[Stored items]
begin
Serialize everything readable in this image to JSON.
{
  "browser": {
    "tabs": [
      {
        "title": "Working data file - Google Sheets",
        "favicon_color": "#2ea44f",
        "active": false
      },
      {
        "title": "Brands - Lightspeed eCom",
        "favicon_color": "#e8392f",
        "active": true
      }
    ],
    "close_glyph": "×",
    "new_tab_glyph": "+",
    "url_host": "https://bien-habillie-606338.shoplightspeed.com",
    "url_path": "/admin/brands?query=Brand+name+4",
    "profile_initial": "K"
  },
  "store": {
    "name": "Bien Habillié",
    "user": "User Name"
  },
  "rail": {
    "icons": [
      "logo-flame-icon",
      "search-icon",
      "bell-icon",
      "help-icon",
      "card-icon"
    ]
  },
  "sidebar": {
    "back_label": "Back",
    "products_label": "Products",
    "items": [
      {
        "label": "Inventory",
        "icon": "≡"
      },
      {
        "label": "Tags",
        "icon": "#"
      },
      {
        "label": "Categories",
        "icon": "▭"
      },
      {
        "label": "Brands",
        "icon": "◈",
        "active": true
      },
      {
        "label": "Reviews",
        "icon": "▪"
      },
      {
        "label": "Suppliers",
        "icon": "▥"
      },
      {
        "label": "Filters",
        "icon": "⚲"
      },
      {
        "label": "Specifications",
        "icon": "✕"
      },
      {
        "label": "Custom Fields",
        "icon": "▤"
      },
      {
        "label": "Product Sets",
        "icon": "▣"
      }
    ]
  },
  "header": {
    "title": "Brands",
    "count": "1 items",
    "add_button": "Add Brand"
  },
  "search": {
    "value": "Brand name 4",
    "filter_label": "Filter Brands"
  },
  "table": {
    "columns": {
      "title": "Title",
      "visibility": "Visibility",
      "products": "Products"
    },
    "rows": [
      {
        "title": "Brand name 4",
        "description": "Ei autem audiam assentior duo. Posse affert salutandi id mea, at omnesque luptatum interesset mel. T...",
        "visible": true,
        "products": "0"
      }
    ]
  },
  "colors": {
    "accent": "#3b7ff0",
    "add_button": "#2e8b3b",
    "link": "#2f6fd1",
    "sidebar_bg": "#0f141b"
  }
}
end
# WHAT YOU ARE ASKED TO DO
Emit the records above again, exactly, with no line skipped.

# SOLUTION TO THIS PROBLEM
Serialize everything readable in this image to JSON.
{
  "browser": {
    "tabs": [
      {
        "title": "Working data file - Google Sheets",
        "favicon_color": "#2ea44f",
        "active": false
      },
      {
        "title": "Brands - Lightspeed eCom",
        "favicon_color": "#e8392f",
        "active": true
      }
    ],
    "close_glyph": "×",
    "new_tab_glyph": "+",
    "url_host": "https://bien-habillie-606338.shoplightspeed.com",
    "url_path": "/admin/brands?query=Brand+name+4",
    "profile_initial": "K"
  },
  "store": {
    "name": "Bien Habillié",
    "user": "User Name"
  },
  "rail": {
    "icons": [
      "logo-flame-icon",
      "search-icon",
      "bell-icon",
      "help-icon",
      "card-icon"
    ]
  },
  "sidebar": {
    "back_label": "Back",
    "products_label": "Products",
    "items": [
      {
        "label": "Inventory",
        "icon": "≡"
      },
      {
        "label": "Tags",
        "icon": "#"
      },
      {
        "label": "Categories",
        "icon": "▭"
      },
      {
        "label": "Brands",
        "icon": "◈",
        "active": true
      },
      {
        "label": "Reviews",
        "icon": "▪"
      },
      {
        "label": "Suppliers",
        "icon": "▥"
      },
      {
        "label": "Filters",
        "icon": "⚲"
      },
      {
        "label": "Specifications",
        "icon": "✕"
      },
      {
        "label": "Custom Fields",
        "icon": "▤"
      },
      {
        "label": "Product Sets",
        "icon": "▣"
      }
    ]
  },
  "header": {
    "title": "Brands",
    "count": "1 items",
    "add_button": "Add Brand"
  },
  "search": {
    "value": "Brand name 4",
    "filter_label": "Filter Brands"
  },
  "table": {
    "columns": {
      "title": "Title",
      "visibility": "Visibility",
      "products": "Products"
    },
    "rows": [
      {
        "title": "Brand name 4",
        "description": "Ei autem audiam assentior duo. Posse affert salutandi id mea, at omnesque luptatum interesset mel. T...",
        "visible": true,
        "products": "0"
      }
    ]
  },
  "colors": {
    "accent": "#3b7ff0",
    "add_button": "#2e8b3b",
    "link": "#2f6fd1",
    "sidebar_bg": "#0f141b"
  }
}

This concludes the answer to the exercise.